-- Requirement --
Search the listing below for the string "doubletick" and copy every line where it occurs.

-- Record list --
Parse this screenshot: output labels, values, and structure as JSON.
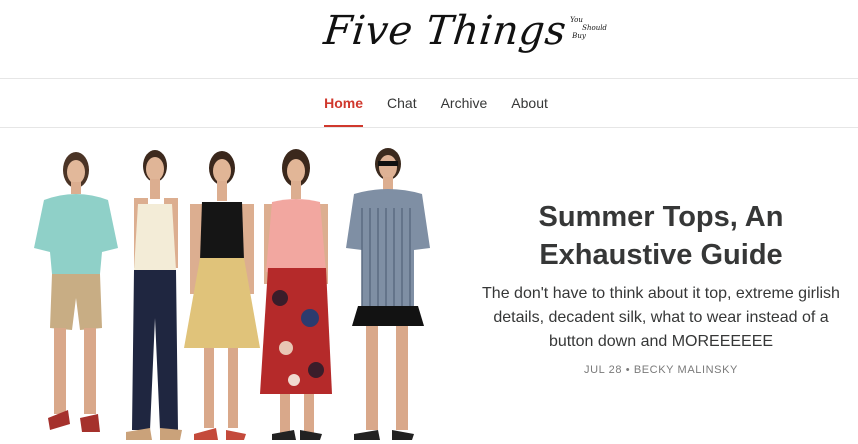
{
  "site": {
    "logo_main": "Five Things",
    "logo_sub": [
      "You",
      "Should",
      "Buy"
    ]
  },
  "nav": {
    "items": [
      {
        "label": "Home",
        "active": true
      },
      {
        "label": "Chat",
        "active": false
      },
      {
        "label": "Archive",
        "active": false
      },
      {
        "label": "About",
        "active": false
      }
    ]
  },
  "post": {
    "title": "Summer Tops, An Exhaustive Guide",
    "subtitle": "The don't have to think about it top, extreme girlish details, decadent silk, what to wear instead of a button down and MOREEEEEE",
    "date": "JUL 28",
    "separator": "•",
    "author": "BECKY MALINSKY",
    "accent_color": "#d0382d"
  }
}
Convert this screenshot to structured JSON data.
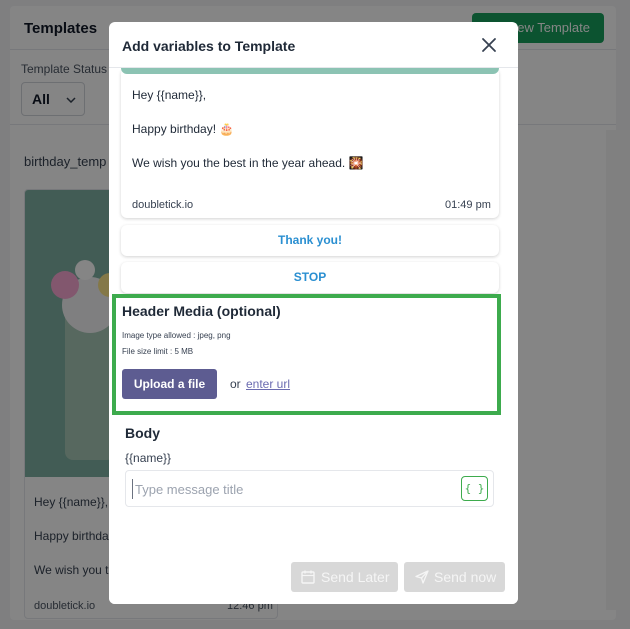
{
  "background": {
    "title": "Templates",
    "new_template_label": "New Template",
    "status_label": "Template Status",
    "status_value": "All",
    "card_name": "birthday_temp",
    "card_lines": [
      "Hey {{name}},",
      "Happy birthda",
      "We wish you t"
    ],
    "card_footer": "doubletick.io",
    "card_time": "12:46 pm"
  },
  "modal": {
    "title": "Add variables to Template",
    "preview": {
      "greeting": "Hey {{name}},",
      "line2": "Happy birthday! 🎂",
      "line3": "We wish you the best in the year ahead. 🎇",
      "footer": "doubletick.io",
      "time": "01:49 pm"
    },
    "quick_replies": [
      "Thank you!",
      "STOP"
    ],
    "header_media": {
      "title": "Header Media (optional)",
      "allowed_types": "Image type allowed : jpeg, png",
      "size_limit": "File size limit : 5 MB",
      "upload_label": "Upload a file",
      "or_label": "or",
      "url_label": "enter url"
    },
    "body": {
      "title": "Body",
      "variable": "{{name}}",
      "input_placeholder": "Type message title",
      "var_button": "{ }"
    },
    "footer": {
      "send_later": "Send Later",
      "send_now": "Send now"
    }
  },
  "colors": {
    "primary_green": "#17a05d",
    "highlight_green": "#3dab4d",
    "upload_purple": "#5d5c91",
    "quick_reply_blue": "#2a8fd1",
    "disabled_gray": "#d8d8d8"
  },
  "icons": {
    "close": "close-icon",
    "calendar": "calendar-icon",
    "send": "send-icon",
    "chevron": "chevron-down-icon"
  }
}
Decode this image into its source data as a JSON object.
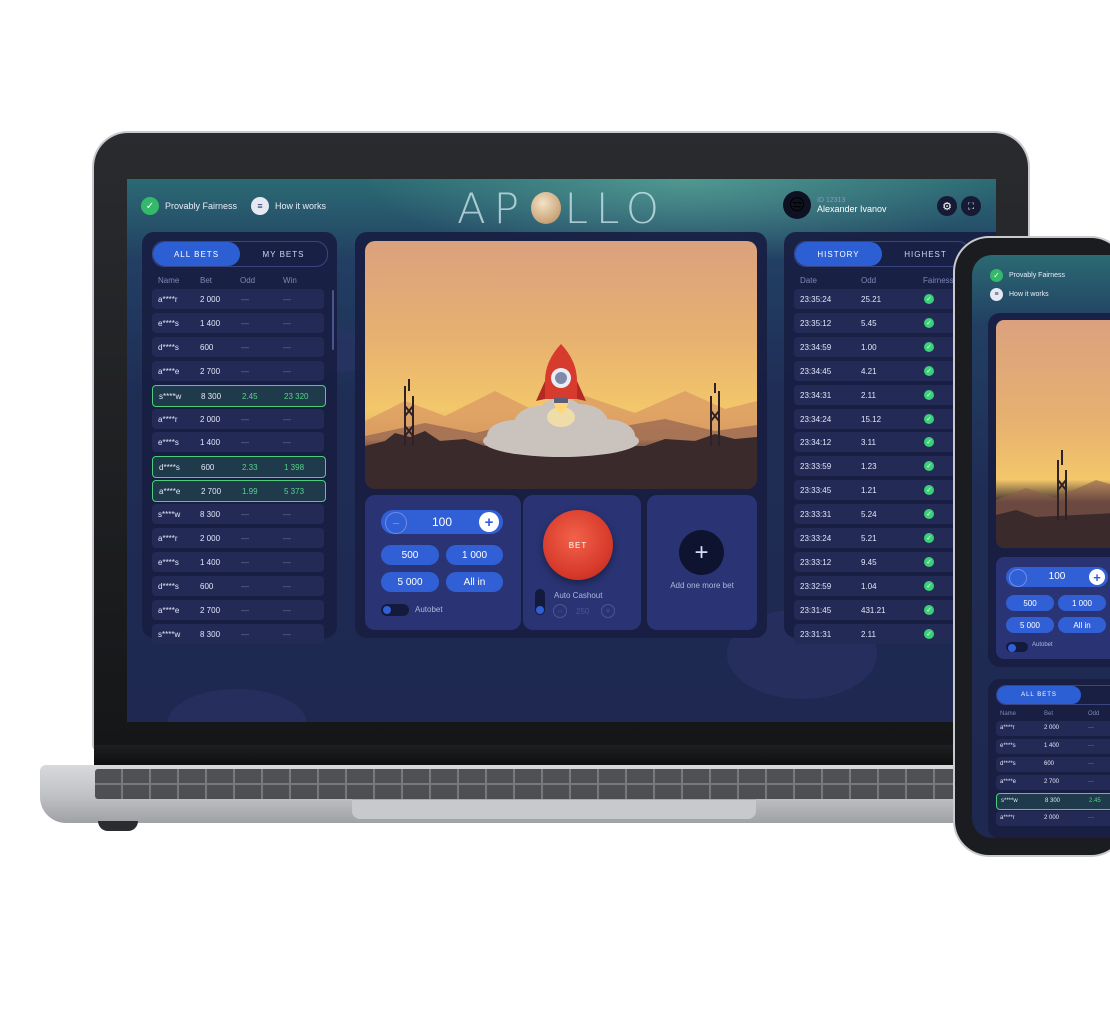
{
  "app": {
    "logo_left": "AP",
    "logo_right": "LLO",
    "provably_fair": "Provably Fairness",
    "how_it_works": "How it works",
    "user_id": "ID 12313",
    "user_name": "Alexander Ivanov"
  },
  "bets_panel": {
    "tabs": [
      "ALL BETS",
      "MY BETS"
    ],
    "columns": [
      "Name",
      "Bet",
      "Odd",
      "Win"
    ],
    "rows": [
      {
        "name": "a****r",
        "bet": "2 000",
        "odd": "—",
        "win": "—",
        "won": false
      },
      {
        "name": "e****s",
        "bet": "1 400",
        "odd": "—",
        "win": "—",
        "won": false
      },
      {
        "name": "d****s",
        "bet": "600",
        "odd": "—",
        "win": "—",
        "won": false
      },
      {
        "name": "a****e",
        "bet": "2 700",
        "odd": "—",
        "win": "—",
        "won": false
      },
      {
        "name": "s****w",
        "bet": "8 300",
        "odd": "2.45",
        "win": "23 320",
        "won": true
      },
      {
        "name": "a****r",
        "bet": "2 000",
        "odd": "—",
        "win": "—",
        "won": false
      },
      {
        "name": "e****s",
        "bet": "1 400",
        "odd": "—",
        "win": "—",
        "won": false
      },
      {
        "name": "d****s",
        "bet": "600",
        "odd": "2.33",
        "win": "1 398",
        "won": true
      },
      {
        "name": "a****e",
        "bet": "2 700",
        "odd": "1.99",
        "win": "5 373",
        "won": true
      },
      {
        "name": "s****w",
        "bet": "8 300",
        "odd": "—",
        "win": "—",
        "won": false
      },
      {
        "name": "a****r",
        "bet": "2 000",
        "odd": "—",
        "win": "—",
        "won": false
      },
      {
        "name": "e****s",
        "bet": "1 400",
        "odd": "—",
        "win": "—",
        "won": false
      },
      {
        "name": "d****s",
        "bet": "600",
        "odd": "—",
        "win": "—",
        "won": false
      },
      {
        "name": "a****e",
        "bet": "2 700",
        "odd": "—",
        "win": "—",
        "won": false
      },
      {
        "name": "s****w",
        "bet": "8 300",
        "odd": "—",
        "win": "—",
        "won": false
      }
    ]
  },
  "history_panel": {
    "tabs": [
      "HISTORY",
      "HIGHEST"
    ],
    "columns": [
      "Date",
      "Odd",
      "Fairness"
    ],
    "rows": [
      {
        "date": "23:35:24",
        "odd": "25.21"
      },
      {
        "date": "23:35:12",
        "odd": "5.45"
      },
      {
        "date": "23:34:59",
        "odd": "1.00"
      },
      {
        "date": "23:34:45",
        "odd": "4.21"
      },
      {
        "date": "23:34:31",
        "odd": "2.11"
      },
      {
        "date": "23:34:24",
        "odd": "15.12"
      },
      {
        "date": "23:34:12",
        "odd": "3.11"
      },
      {
        "date": "23:33:59",
        "odd": "1.23"
      },
      {
        "date": "23:33:45",
        "odd": "1.21"
      },
      {
        "date": "23:33:31",
        "odd": "5.24"
      },
      {
        "date": "23:33:24",
        "odd": "5.21"
      },
      {
        "date": "23:33:12",
        "odd": "9.45"
      },
      {
        "date": "23:32:59",
        "odd": "1.04"
      },
      {
        "date": "23:31:45",
        "odd": "431.21"
      },
      {
        "date": "23:31:31",
        "odd": "2.11"
      }
    ]
  },
  "bet_controls": {
    "amount": "100",
    "minus": "−",
    "plus": "+",
    "quick": [
      "500",
      "1 000",
      "5 000",
      "All in"
    ],
    "autobet": "Autobet",
    "bet_button": "BET",
    "auto_cashout": "Auto Cashout",
    "cashout_value": "250",
    "add_more": "Add one more bet"
  },
  "tablet": {
    "provably_fair": "Provably Fairness",
    "how_it_works": "How it works",
    "amount": "100",
    "quick": [
      "500",
      "1 000",
      "5 000",
      "All in"
    ],
    "autobet": "Autobet",
    "tabs": [
      "ALL BETS"
    ],
    "columns": [
      "Name",
      "Bet",
      "Odd"
    ],
    "rows": [
      {
        "name": "a****r",
        "bet": "2 000",
        "odd": "—",
        "won": false
      },
      {
        "name": "e****s",
        "bet": "1 400",
        "odd": "—",
        "won": false
      },
      {
        "name": "d****s",
        "bet": "600",
        "odd": "—",
        "won": false
      },
      {
        "name": "a****e",
        "bet": "2 700",
        "odd": "—",
        "won": false
      },
      {
        "name": "s****w",
        "bet": "8 300",
        "odd": "2.45",
        "won": true
      },
      {
        "name": "a****r",
        "bet": "2 000",
        "odd": "—",
        "won": false
      }
    ]
  },
  "colors": {
    "accent": "#3160d6",
    "win": "#4bcf7c",
    "bet": "#e0402c"
  }
}
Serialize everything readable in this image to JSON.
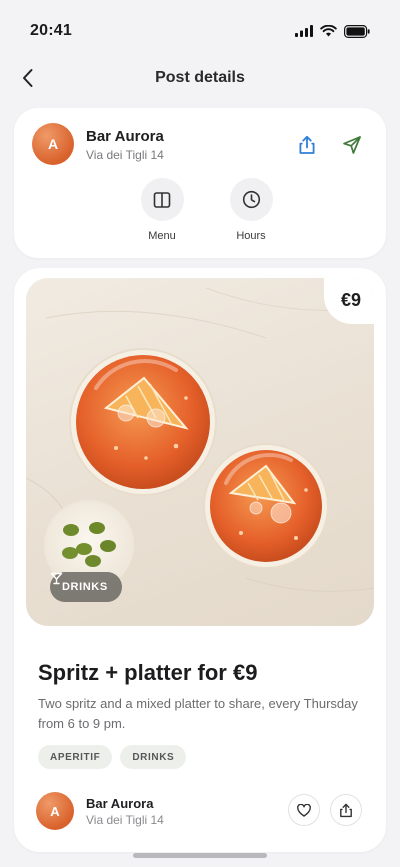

-- Correct response --
    "card_footer": "doubletick.io",
      "footer": "doubletick.io",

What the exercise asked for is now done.